[Dataset items]
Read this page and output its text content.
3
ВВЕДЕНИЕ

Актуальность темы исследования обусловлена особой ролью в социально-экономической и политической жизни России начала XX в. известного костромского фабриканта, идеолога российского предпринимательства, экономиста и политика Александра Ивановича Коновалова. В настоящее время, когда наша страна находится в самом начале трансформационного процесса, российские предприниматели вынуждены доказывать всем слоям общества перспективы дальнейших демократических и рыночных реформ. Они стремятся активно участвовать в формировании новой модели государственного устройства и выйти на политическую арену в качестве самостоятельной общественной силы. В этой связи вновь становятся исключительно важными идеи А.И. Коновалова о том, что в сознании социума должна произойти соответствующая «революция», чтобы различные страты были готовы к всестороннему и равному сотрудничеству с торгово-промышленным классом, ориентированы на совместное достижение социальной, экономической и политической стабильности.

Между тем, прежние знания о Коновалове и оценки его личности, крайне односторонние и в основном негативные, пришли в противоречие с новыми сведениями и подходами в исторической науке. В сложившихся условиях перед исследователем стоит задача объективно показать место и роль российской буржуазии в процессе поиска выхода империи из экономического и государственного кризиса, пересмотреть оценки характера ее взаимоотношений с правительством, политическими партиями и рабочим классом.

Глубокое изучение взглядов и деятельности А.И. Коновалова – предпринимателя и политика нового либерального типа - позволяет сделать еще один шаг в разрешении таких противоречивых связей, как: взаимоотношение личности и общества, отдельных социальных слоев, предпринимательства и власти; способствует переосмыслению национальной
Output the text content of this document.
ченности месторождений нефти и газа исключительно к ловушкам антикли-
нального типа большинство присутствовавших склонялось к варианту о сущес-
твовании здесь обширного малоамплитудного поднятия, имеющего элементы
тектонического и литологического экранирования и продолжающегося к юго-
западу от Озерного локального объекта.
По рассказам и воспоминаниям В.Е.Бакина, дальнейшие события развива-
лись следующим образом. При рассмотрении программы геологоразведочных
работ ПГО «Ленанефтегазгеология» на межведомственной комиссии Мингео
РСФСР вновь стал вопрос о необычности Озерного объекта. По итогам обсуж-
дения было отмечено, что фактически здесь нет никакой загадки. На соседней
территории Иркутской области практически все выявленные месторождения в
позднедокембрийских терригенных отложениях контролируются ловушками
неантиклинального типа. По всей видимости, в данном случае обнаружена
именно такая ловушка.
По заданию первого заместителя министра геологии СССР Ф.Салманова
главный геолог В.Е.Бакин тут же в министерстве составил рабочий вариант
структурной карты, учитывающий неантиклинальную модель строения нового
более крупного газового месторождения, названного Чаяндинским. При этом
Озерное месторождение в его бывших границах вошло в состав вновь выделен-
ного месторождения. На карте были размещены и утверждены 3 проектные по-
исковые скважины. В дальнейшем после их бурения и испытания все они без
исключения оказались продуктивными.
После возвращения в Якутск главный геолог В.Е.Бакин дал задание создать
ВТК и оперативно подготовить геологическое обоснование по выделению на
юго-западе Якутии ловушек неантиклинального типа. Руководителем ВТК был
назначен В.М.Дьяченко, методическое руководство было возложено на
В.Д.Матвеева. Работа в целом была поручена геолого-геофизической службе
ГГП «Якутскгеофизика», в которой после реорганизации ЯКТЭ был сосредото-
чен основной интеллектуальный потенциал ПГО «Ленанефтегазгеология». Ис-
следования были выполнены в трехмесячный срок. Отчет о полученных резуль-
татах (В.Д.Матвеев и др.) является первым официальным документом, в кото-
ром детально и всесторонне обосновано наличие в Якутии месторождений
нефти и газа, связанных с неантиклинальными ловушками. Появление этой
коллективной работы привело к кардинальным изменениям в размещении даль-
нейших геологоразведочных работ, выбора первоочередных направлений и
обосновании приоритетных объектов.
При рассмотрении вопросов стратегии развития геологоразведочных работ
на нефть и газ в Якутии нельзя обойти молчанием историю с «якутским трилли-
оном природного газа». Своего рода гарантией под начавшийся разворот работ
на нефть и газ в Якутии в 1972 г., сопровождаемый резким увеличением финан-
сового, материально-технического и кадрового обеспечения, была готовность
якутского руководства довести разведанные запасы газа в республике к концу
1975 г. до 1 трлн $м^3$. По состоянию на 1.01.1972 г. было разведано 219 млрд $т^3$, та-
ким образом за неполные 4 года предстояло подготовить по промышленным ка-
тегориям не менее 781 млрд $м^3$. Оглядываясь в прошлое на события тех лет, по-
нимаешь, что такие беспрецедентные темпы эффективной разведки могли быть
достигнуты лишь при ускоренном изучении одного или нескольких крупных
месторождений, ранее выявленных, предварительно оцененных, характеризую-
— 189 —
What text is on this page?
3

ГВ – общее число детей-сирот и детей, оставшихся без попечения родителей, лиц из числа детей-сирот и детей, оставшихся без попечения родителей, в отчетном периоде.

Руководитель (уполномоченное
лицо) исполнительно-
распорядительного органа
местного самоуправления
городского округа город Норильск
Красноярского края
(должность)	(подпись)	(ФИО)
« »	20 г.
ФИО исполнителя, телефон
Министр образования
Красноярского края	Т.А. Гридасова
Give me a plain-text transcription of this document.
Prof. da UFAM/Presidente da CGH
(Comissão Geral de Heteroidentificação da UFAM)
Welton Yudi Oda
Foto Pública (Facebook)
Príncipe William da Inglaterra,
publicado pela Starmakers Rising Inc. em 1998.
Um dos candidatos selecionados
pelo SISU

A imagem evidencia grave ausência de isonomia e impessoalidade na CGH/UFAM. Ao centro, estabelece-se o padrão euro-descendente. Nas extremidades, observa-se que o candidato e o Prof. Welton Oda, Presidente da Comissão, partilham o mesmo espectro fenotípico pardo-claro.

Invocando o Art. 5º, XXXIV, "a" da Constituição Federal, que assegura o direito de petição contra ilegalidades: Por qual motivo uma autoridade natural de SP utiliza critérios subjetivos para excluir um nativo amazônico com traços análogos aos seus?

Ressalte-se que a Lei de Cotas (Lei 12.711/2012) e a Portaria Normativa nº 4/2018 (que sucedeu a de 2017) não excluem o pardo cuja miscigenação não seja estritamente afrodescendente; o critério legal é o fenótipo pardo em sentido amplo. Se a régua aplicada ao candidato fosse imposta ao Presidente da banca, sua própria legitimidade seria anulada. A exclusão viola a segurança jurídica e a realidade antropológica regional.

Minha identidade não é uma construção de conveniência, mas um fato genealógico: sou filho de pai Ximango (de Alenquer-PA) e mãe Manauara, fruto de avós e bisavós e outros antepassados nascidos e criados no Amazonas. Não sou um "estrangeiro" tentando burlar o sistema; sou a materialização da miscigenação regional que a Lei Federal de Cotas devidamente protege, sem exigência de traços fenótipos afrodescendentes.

→ **The exercise**
Return each line where "здесь" shows up.

→ **Expected answer**
твовании здесь обширного малоамплитудного поднятия, имеющего элементы
дения было отмечено, что фактически здесь нет никакой загадки. На соседней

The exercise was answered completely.